Written exercise:
Make an exact copy of all the data.
[BEGIN Records supplied]
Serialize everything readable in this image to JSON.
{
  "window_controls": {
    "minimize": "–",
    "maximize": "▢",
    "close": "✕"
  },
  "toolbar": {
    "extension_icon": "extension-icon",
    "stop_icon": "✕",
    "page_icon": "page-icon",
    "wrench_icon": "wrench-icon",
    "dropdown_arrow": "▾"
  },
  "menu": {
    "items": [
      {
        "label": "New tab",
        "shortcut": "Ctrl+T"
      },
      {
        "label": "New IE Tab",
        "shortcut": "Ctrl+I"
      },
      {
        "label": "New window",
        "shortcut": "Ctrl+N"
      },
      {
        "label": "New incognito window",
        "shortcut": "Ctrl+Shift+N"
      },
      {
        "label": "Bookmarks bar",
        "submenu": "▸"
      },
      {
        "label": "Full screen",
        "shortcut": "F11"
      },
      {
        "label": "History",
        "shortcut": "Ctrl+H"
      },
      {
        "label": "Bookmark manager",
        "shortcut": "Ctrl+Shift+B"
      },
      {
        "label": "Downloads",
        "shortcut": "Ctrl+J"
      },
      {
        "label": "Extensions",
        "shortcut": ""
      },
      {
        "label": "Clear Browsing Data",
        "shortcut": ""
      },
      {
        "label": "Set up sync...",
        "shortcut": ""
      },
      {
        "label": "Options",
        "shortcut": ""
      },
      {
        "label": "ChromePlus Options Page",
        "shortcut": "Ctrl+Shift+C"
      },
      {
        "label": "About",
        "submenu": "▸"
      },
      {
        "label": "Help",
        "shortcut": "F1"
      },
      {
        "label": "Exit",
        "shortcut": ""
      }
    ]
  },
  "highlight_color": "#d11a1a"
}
[END Records supplied]
Full answer:
Serialize everything readable in this image to JSON.
{
  "window_controls": {
    "minimize": "–",
    "maximize": "▢",
    "close": "✕"
  },
  "toolbar": {
    "extension_icon": "extension-icon",
    "stop_icon": "✕",
    "page_icon": "page-icon",
    "wrench_icon": "wrench-icon",
    "dropdown_arrow": "▾"
  },
  "menu": {
    "items": [
      {
        "label": "New tab",
        "shortcut": "Ctrl+T"
      },
      {
        "label": "New IE Tab",
        "shortcut": "Ctrl+I"
      },
      {
        "label": "New window",
        "shortcut": "Ctrl+N"
      },
      {
        "label": "New incognito window",
        "shortcut": "Ctrl+Shift+N"
      },
      {
        "label": "Bookmarks bar",
        "submenu": "▸"
      },
      {
        "label": "Full screen",
        "shortcut": "F11"
      },
      {
        "label": "History",
        "shortcut": "Ctrl+H"
      },
      {
        "label": "Bookmark manager",
        "shortcut": "Ctrl+Shift+B"
      },
      {
        "label": "Downloads",
        "shortcut": "Ctrl+J"
      },
      {
        "label": "Extensions",
        "shortcut": ""
      },
      {
        "label": "Clear Browsing Data",
        "shortcut": ""
      },
      {
        "label": "Set up sync...",
        "shortcut": ""
      },
      {
        "label": "Options",
        "shortcut": ""
      },
      {
        "label": "ChromePlus Options Page",
        "shortcut": "Ctrl+Shift+C"
      },
      {
        "label": "About",
        "submenu": "▸"
      },
      {
        "label": "Help",
        "shortcut": "F1"
      },
      {
        "label": "Exit",
        "shortcut": ""
      }
    ]
  },
  "highlight_color": "#d11a1a"
}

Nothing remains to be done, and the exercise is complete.